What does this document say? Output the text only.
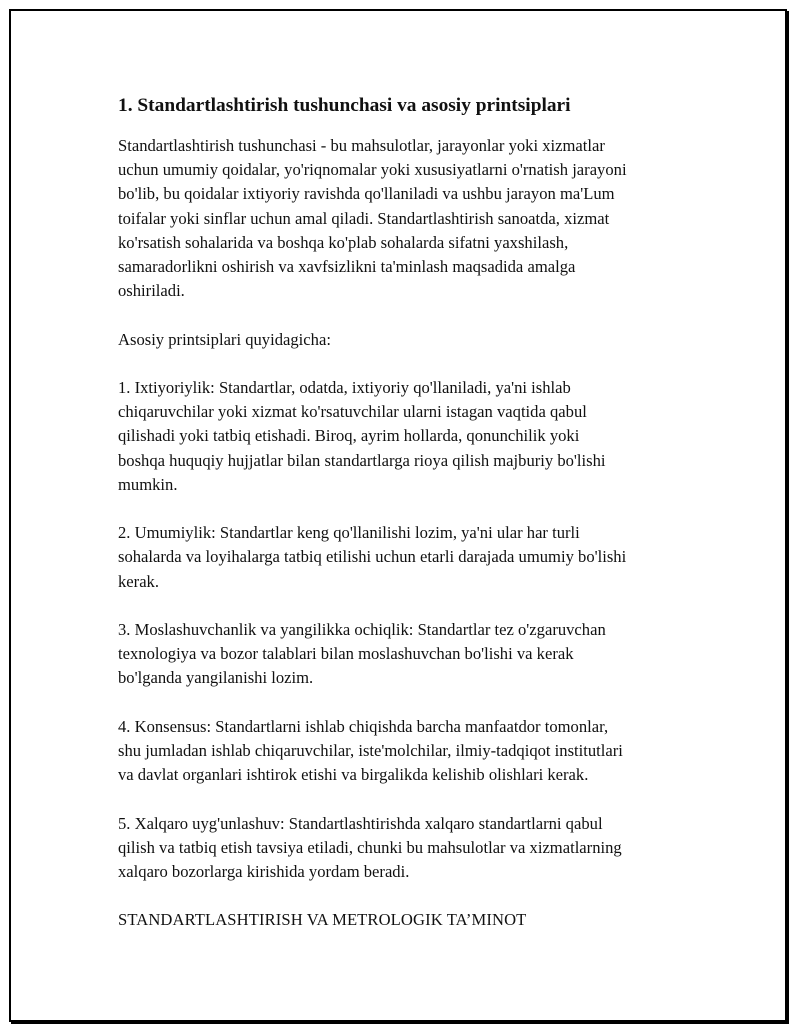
1. Standartlashtirish tushunchasi va asosiy printsiplari

Standartlashtirish tushunchasi - bu mahsulotlar, jarayonlar yoki xizmatlar
uchun umumiy qoidalar, yo'riqnomalar yoki xususiyatlarni o'rnatish jarayoni
bo'lib, bu qoidalar ixtiyoriy ravishda qo'llaniladi va ushbu jarayon ma'Lum
toifalar yoki sinflar uchun amal qiladi. Standartlashtirish sanoatda, xizmat
ko'rsatish sohalarida va boshqa ko'plab sohalarda sifatni yaxshilash,
samaradorlikni oshirish va xavfsizlikni ta'minlash maqsadida amalga
oshiriladi.

Asosiy printsiplari quyidagicha:

1. Ixtiyoriylik: Standartlar, odatda, ixtiyoriy qo'llaniladi, ya'ni ishlab
chiqaruvchilar yoki xizmat ko'rsatuvchilar ularni istagan vaqtida qabul
qilishadi yoki tatbiq etishadi. Biroq, ayrim hollarda, qonunchilik yoki
boshqa huquqiy hujjatlar bilan standartlarga rioya qilish majburiy bo'lishi
mumkin.

2. Umumiylik: Standartlar keng qo'llanilishi lozim, ya'ni ular har turli
sohalarda va loyihalarga tatbiq etilishi uchun etarli darajada umumiy bo'lishi
kerak.

3. Moslashuvchanlik va yangilikka ochiqlik: Standartlar tez o'zgaruvchan
texnologiya va bozor talablari bilan moslashuvchan bo'lishi va kerak
bo'lganda yangilanishi lozim.

4. Konsensus: Standartlarni ishlab chiqishda barcha manfaatdor tomonlar,
shu jumladan ishlab chiqaruvchilar, iste'molchilar, ilmiy-tadqiqot institutlari
va davlat organlari ishtirok etishi va birgalikda kelishib olishlari kerak.

5. Xalqaro uyg'unlashuv: Standartlashtirishda xalqaro standartlarni qabul
qilish va tatbiq etish tavsiya etiladi, chunki bu mahsulotlar va xizmatlarning
xalqaro bozorlarga kirishida yordam beradi.

STANDARTLASHTIRISH VA METROLOGIK TA’MINOT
—————
## Work instructions:
Where a line holds "qabul", copy it out.

## Worked solution:
chiqaruvchilar yoki xizmat ko'rsatuvchilar ularni istagan vaqtida qabul
5. Xalqaro uyg'unlashuv: Standartlashtirishda xalqaro standartlarni qabul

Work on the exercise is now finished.